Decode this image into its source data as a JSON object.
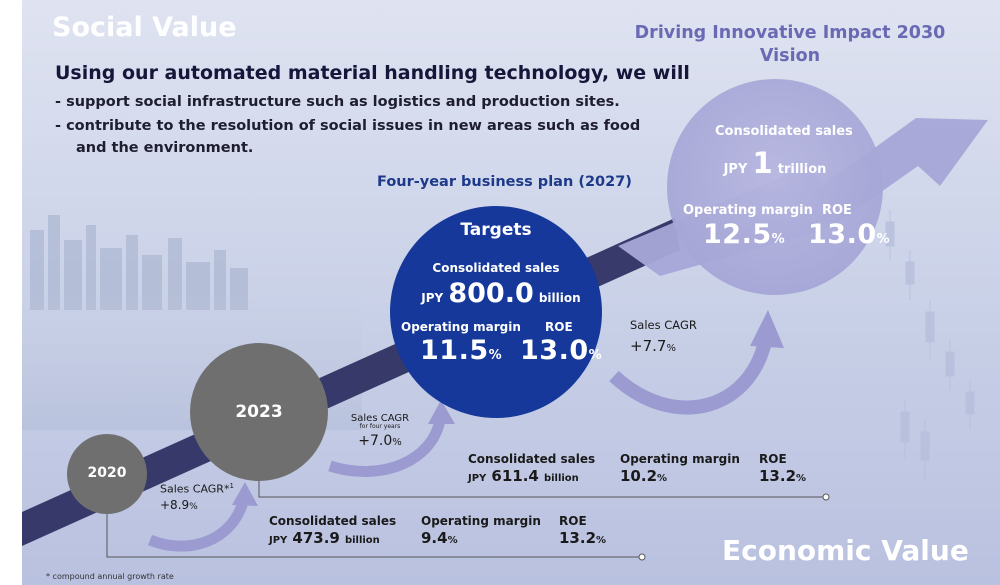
{
  "header": {
    "social_value": "Social Value",
    "economic_value": "Economic Value",
    "headline": "Using our automated material handling technology, we will",
    "bullets": [
      "- support social infrastructure such as logistics and production sites.",
      "- contribute to the resolution of social issues in new areas such as food",
      "and the environment."
    ]
  },
  "vision": {
    "title_line1": "Driving Innovative Impact 2030",
    "title_line2": "Vision",
    "sales_label": "Consolidated sales",
    "sales_prefix": "JPY",
    "sales_value": "1",
    "sales_unit": "trillion",
    "op_margin_label": "Operating margin",
    "op_margin_value": "12.5",
    "roe_label": "ROE",
    "roe_value": "13.0",
    "pct": "%"
  },
  "plan": {
    "title": "Four-year business plan (2027)",
    "targets_label": "Targets",
    "sales_label": "Consolidated sales",
    "sales_prefix": "JPY",
    "sales_value": "800.0",
    "sales_unit": "billion",
    "op_margin_label": "Operating margin",
    "op_margin_value": "11.5",
    "roe_label": "ROE",
    "roe_value": "13.0",
    "pct": "%"
  },
  "milestones": {
    "y2020": "2020",
    "y2023": "2023"
  },
  "cagr": {
    "c2020_label": "Sales CAGR*",
    "c2020_sup": "1",
    "c2020_value": "+8.9",
    "c2023_label": "Sales CAGR",
    "c2023_sub": "for four years",
    "c2023_value": "+7.0",
    "c2027_label": "Sales CAGR",
    "c2027_value": "+7.7",
    "pct": "%"
  },
  "results_2023": {
    "sales_label": "Consolidated sales",
    "sales_prefix": "JPY",
    "sales_value": "611.4",
    "sales_unit": "billion",
    "op_margin_label": "Operating margin",
    "op_margin_value": "10.2",
    "roe_label": "ROE",
    "roe_value": "13.2",
    "pct": "%"
  },
  "results_2020": {
    "sales_label": "Consolidated sales",
    "sales_prefix": "JPY",
    "sales_value": "473.9",
    "sales_unit": "billion",
    "op_margin_label": "Operating margin",
    "op_margin_value": "9.4",
    "roe_label": "ROE",
    "roe_value": "13.2",
    "pct": "%"
  },
  "footnote": "* compound annual growth rate",
  "colors": {
    "navy_circle": "#16389a",
    "grey_circle": "#6f6f6f",
    "lavender": "#9b9bd2",
    "vision_title": "#6a6ab4"
  }
}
********************
* **Short exercise**
From the material above, copy everything exactly but the pictures.

* **Answer in full**
Decode this image into its source data as a JSON object.
{
  "header": {
    "social_value": "Social Value",
    "economic_value": "Economic Value",
    "headline": "Using our automated material handling technology, we will",
    "bullets": [
      "- support social infrastructure such as logistics and production sites.",
      "- contribute to the resolution of social issues in new areas such as food",
      "and the environment."
    ]
  },
  "vision": {
    "title_line1": "Driving Innovative Impact 2030",
    "title_line2": "Vision",
    "sales_label": "Consolidated sales",
    "sales_prefix": "JPY",
    "sales_value": "1",
    "sales_unit": "trillion",
    "op_margin_label": "Operating margin",
    "op_margin_value": "12.5",
    "roe_label": "ROE",
    "roe_value": "13.0",
    "pct": "%"
  },
  "plan": {
    "title": "Four-year business plan (2027)",
    "targets_label": "Targets",
    "sales_label": "Consolidated sales",
    "sales_prefix": "JPY",
    "sales_value": "800.0",
    "sales_unit": "billion",
    "op_margin_label": "Operating margin",
    "op_margin_value": "11.5",
    "roe_label": "ROE",
    "roe_value": "13.0",
    "pct": "%"
  },
  "milestones": {
    "y2020": "2020",
    "y2023": "2023"
  },
  "cagr": {
    "c2020_label": "Sales CAGR*",
    "c2020_sup": "1",
    "c2020_value": "+8.9",
    "c2023_label": "Sales CAGR",
    "c2023_sub": "for four years",
    "c2023_value": "+7.0",
    "c2027_label": "Sales CAGR",
    "c2027_value": "+7.7",
    "pct": "%"
  },
  "results_2023": {
    "sales_label": "Consolidated sales",
    "sales_prefix": "JPY",
    "sales_value": "611.4",
    "sales_unit": "billion",
    "op_margin_label": "Operating margin",
    "op_margin_value": "10.2",
    "roe_label": "ROE",
    "roe_value": "13.2",
    "pct": "%"
  },
  "results_2020": {
    "sales_label": "Consolidated sales",
    "sales_prefix": "JPY",
    "sales_value": "473.9",
    "sales_unit": "billion",
    "op_margin_label": "Operating margin",
    "op_margin_value": "9.4",
    "roe_label": "ROE",
    "roe_value": "13.2",
    "pct": "%"
  },
  "footnote": "* compound annual growth rate",
  "colors": {
    "navy_circle": "#16389a",
    "grey_circle": "#6f6f6f",
    "lavender": "#9b9bd2",
    "vision_title": "#6a6ab4"
  }
}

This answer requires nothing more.